**Dataset content**.
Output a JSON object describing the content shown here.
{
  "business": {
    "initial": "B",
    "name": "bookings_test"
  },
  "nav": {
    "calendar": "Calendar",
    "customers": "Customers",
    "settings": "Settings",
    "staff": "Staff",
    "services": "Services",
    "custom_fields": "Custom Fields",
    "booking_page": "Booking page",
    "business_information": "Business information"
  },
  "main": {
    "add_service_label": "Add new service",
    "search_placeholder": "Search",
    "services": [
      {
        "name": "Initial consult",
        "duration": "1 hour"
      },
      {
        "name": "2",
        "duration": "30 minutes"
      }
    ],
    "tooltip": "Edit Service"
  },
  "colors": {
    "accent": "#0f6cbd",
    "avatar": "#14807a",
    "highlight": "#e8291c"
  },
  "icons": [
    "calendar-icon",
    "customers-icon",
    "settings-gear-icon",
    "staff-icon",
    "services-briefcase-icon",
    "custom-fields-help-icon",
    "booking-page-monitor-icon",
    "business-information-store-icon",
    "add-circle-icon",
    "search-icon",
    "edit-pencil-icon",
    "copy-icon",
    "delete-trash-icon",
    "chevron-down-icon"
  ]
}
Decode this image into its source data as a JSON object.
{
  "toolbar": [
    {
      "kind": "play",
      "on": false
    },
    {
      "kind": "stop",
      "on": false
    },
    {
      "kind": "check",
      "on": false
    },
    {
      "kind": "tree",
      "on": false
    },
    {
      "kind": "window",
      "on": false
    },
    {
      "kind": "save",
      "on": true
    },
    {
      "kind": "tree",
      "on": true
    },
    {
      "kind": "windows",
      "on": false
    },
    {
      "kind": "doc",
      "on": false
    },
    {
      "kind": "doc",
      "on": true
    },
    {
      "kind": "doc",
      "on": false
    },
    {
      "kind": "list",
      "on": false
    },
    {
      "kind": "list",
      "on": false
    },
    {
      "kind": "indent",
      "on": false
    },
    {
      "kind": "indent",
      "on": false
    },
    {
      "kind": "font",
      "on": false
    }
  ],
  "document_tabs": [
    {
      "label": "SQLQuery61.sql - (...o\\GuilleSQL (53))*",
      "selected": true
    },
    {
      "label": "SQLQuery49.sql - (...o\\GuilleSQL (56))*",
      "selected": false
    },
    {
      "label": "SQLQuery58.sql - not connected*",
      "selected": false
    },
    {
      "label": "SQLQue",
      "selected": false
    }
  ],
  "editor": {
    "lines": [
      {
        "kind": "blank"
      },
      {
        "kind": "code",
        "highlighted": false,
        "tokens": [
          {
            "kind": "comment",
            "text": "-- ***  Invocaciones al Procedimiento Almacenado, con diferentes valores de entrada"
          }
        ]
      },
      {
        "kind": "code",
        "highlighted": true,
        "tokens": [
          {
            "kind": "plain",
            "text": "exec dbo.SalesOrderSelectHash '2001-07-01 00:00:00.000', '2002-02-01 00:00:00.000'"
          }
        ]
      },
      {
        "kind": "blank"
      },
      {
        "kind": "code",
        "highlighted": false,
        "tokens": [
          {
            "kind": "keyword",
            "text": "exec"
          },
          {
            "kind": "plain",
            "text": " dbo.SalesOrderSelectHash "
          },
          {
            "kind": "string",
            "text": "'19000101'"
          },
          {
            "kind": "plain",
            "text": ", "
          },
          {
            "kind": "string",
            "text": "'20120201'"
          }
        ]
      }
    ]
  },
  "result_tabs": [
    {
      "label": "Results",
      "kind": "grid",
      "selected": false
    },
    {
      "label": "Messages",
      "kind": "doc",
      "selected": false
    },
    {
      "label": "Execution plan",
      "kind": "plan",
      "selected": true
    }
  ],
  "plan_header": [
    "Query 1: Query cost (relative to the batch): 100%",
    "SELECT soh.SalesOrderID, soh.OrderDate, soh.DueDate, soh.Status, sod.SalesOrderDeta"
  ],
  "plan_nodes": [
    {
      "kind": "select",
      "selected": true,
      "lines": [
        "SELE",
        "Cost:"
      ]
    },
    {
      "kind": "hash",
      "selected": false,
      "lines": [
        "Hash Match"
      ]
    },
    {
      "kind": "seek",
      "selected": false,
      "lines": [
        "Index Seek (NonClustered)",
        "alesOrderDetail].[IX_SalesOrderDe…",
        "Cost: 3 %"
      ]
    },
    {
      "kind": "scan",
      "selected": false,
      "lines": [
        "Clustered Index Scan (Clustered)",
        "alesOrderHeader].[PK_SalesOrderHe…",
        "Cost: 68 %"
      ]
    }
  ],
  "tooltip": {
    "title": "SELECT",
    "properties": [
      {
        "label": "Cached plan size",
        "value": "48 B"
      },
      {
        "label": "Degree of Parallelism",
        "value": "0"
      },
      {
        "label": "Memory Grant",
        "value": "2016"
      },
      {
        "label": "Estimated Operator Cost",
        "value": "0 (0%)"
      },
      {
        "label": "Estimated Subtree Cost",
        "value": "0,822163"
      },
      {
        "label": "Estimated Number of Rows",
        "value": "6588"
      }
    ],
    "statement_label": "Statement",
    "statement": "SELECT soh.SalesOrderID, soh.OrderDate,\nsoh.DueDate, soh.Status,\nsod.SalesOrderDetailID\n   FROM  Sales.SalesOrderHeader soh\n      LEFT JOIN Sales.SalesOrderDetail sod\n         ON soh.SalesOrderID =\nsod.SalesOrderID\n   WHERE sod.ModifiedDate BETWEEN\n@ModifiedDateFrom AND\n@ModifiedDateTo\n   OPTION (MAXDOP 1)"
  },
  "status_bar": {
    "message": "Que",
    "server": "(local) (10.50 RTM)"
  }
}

**Your goal**. Collect each line holding the string "Index".

**Final result**.
        "Index Seek (NonClustered)",
        "Clustered Index Scan (Clustered)",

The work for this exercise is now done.